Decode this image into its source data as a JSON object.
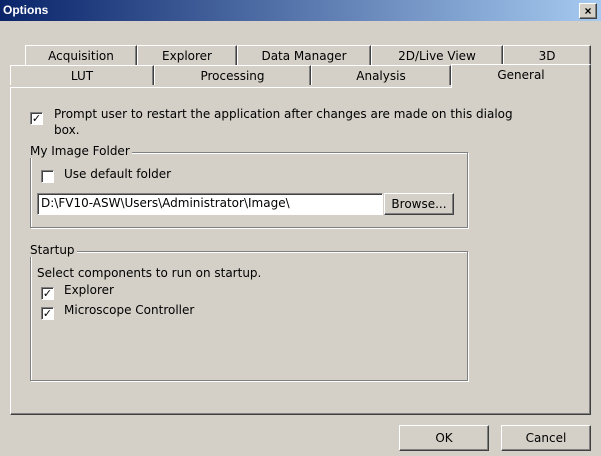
{
  "window": {
    "title": "Options",
    "close_symbol": "×"
  },
  "tabs": {
    "row1": [
      "Acquisition",
      "Explorer",
      "Data Manager",
      "2D/Live View",
      "3D"
    ],
    "row2": [
      "LUT",
      "Processing",
      "Analysis",
      "General"
    ],
    "active": "General"
  },
  "general": {
    "prompt_restart": {
      "checked": true,
      "label_line1": "Prompt user to restart the application after changes are made on this dialog",
      "label_line2": "box."
    },
    "image_folder": {
      "legend": "My Image Folder",
      "use_default": {
        "checked": false,
        "label": "Use default folder"
      },
      "path": "D:\\FV10-ASW\\Users\\Administrator\\Image\\",
      "browse_label": "Browse..."
    },
    "startup": {
      "legend": "Startup",
      "description": "Select components to run on startup.",
      "explorer": {
        "checked": true,
        "label": "Explorer"
      },
      "microscope_controller": {
        "checked": true,
        "label": "Microscope Controller"
      }
    }
  },
  "footer": {
    "ok_label": "OK",
    "cancel_label": "Cancel"
  },
  "check_mark": "✓"
}
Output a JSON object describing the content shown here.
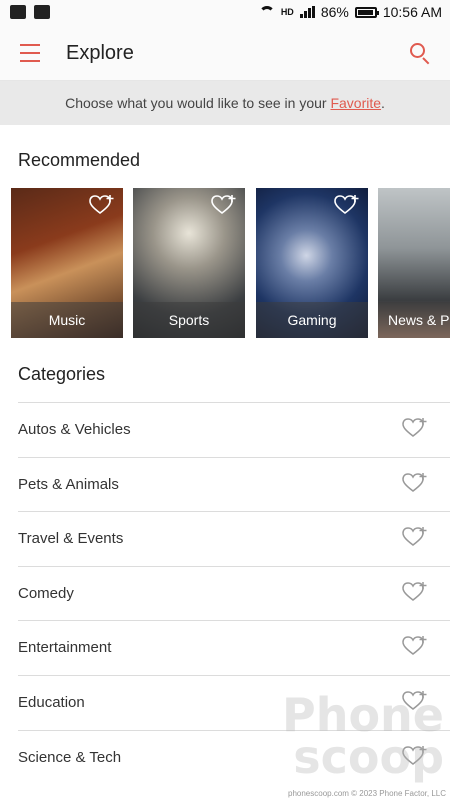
{
  "status_bar": {
    "left_icons": [
      "gmail-icon",
      "image-icon"
    ],
    "network_label": "HD",
    "battery": "86%",
    "battery_level": 0.86,
    "time": "10:56 AM"
  },
  "app_bar": {
    "title": "Explore",
    "accent_color": "#e05a4f"
  },
  "banner": {
    "text_prefix": "Choose what you would like to see in your ",
    "link_text": "Favorite",
    "text_suffix": "."
  },
  "recommended": {
    "heading": "Recommended",
    "cards": [
      {
        "label": "Music"
      },
      {
        "label": "Sports"
      },
      {
        "label": "Gaming"
      },
      {
        "label": "News & Po"
      }
    ]
  },
  "categories": {
    "heading": "Categories",
    "items": [
      {
        "label": "Autos & Vehicles"
      },
      {
        "label": "Pets & Animals"
      },
      {
        "label": "Travel & Events"
      },
      {
        "label": "Comedy"
      },
      {
        "label": "Entertainment"
      },
      {
        "label": "Education"
      },
      {
        "label": "Science & Tech"
      }
    ]
  },
  "watermark": {
    "line1": "Phone",
    "line2": "scoop",
    "credit": "phonescoop.com  © 2023 Phone Factor, LLC"
  }
}
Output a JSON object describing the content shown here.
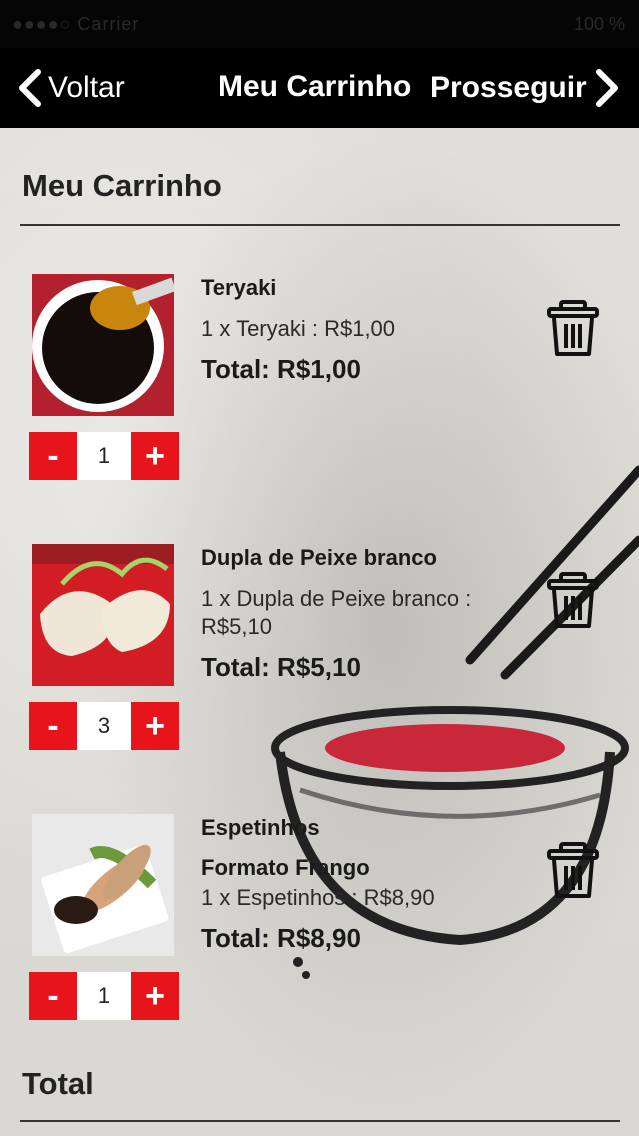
{
  "status_bar": {
    "carrier": "●●●●○ Carrier",
    "battery": "100 %"
  },
  "nav": {
    "back_label": "Voltar",
    "title": "Meu Carrinho",
    "next_label": "Prosseguir"
  },
  "cart_title": "Meu Carrinho",
  "items": [
    {
      "name": "Teryaki",
      "option": "",
      "detail": "1 x Teryaki : R$1,00",
      "total": "Total: R$1,00",
      "quantity": "1",
      "minus": "-",
      "plus": "+"
    },
    {
      "name": "Dupla de Peixe branco",
      "option": "",
      "detail": "1 x Dupla de Peixe branco : R$5,10",
      "total": "Total: R$5,10",
      "quantity": "3",
      "minus": "-",
      "plus": "+"
    },
    {
      "name": "Espetinhos",
      "option": "Formato Frango",
      "detail": "1 x Espetinhos : R$8,90",
      "total": "Total: R$8,90",
      "quantity": "1",
      "minus": "-",
      "plus": "+"
    }
  ],
  "total_title": "Total",
  "colors": {
    "nav_bg": "#000000",
    "stepper_red": "#e8141c",
    "paper_bg": "#dcdad4"
  }
}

- _THE PROBLEM_: What is the number of lines that hold the string "name"? Reply with that number alone.

- _SOLVED PROBLEM_: 3